### [Given exercise]
Extract, from the records beneath this instruction, each line that contains the word "реабилитационном".
-------- Information supplied --------
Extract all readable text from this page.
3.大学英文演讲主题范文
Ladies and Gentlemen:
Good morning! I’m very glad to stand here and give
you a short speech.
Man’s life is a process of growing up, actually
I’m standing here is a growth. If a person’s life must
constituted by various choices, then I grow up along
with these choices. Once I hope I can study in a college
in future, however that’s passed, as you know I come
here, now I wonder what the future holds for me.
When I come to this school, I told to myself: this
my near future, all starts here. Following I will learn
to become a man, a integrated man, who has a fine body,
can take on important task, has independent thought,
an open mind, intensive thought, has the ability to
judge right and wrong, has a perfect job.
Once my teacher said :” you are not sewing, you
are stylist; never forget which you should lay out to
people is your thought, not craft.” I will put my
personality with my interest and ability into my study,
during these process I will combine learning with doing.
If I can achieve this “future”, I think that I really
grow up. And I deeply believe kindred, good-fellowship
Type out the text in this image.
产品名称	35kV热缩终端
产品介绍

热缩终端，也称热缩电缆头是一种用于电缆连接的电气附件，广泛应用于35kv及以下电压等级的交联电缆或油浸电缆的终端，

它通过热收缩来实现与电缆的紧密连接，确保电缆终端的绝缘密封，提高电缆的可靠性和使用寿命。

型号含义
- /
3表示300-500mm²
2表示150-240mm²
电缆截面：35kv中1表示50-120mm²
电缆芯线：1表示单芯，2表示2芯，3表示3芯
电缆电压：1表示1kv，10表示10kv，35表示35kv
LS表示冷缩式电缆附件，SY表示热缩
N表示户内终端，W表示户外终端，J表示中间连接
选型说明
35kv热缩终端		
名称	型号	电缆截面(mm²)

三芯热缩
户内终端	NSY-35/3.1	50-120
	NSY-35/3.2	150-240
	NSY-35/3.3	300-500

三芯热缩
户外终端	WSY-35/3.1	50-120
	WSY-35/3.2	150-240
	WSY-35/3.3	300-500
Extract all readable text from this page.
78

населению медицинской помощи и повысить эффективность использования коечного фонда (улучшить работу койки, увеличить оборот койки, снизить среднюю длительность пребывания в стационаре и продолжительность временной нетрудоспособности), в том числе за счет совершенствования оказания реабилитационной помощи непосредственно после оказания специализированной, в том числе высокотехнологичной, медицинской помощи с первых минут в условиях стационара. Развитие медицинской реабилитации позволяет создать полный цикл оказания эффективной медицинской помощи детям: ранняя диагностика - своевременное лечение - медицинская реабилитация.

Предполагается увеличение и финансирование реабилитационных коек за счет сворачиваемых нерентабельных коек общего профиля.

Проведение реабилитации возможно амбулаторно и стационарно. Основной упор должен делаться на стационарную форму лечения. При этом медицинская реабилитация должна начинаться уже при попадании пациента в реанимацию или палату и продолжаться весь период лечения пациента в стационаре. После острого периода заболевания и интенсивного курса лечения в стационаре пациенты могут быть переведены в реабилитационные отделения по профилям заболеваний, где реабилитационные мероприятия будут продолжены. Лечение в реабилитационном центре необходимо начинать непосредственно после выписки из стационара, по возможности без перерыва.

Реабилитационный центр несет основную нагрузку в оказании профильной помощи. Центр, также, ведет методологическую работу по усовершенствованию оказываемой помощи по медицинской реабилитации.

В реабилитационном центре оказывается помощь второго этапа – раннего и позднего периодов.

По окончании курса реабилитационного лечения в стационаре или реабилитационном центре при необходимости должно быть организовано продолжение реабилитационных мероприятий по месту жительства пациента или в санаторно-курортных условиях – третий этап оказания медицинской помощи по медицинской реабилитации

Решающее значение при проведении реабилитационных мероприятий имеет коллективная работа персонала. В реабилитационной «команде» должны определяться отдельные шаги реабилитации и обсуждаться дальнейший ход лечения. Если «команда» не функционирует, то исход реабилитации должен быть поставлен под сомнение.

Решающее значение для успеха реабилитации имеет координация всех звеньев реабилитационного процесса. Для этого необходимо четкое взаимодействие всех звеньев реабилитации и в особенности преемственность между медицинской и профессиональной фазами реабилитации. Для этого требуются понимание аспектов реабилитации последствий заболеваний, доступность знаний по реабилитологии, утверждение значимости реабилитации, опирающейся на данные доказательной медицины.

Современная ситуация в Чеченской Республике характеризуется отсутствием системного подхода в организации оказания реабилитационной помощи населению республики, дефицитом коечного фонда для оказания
--------
### [Problem solution]
Проведение реабилитации возможно амбулаторно и стационарно. Основной упор должен делаться на стационарную форму лечения. При этом медицинская реабилитация должна начинаться уже при попадании пациента в реанимацию или палату и продолжаться весь период лечения пациента в стационаре. После острого периода заболевания и интенсивного курса лечения в стационаре пациенты могут быть переведены в реабилитационные отделения по профилям заболеваний, где реабилитационные мероприятия будут продолжены. Лечение в реабилитационном центре необходимо начинать непосредственно после выписки из стационара, по возможности без перерыва.
В реабилитационном центре оказывается помощь второго этапа – раннего и позднего периодов.
По окончании курса реабилитационного лечения в стационаре или реабилитационном центре при необходимости должно быть организовано продолжение реабилитационных мероприятий по месту жительства пациента или в санаторно-курортных условиях – третий этап оказания медицинской помощи по медицинской реабилитации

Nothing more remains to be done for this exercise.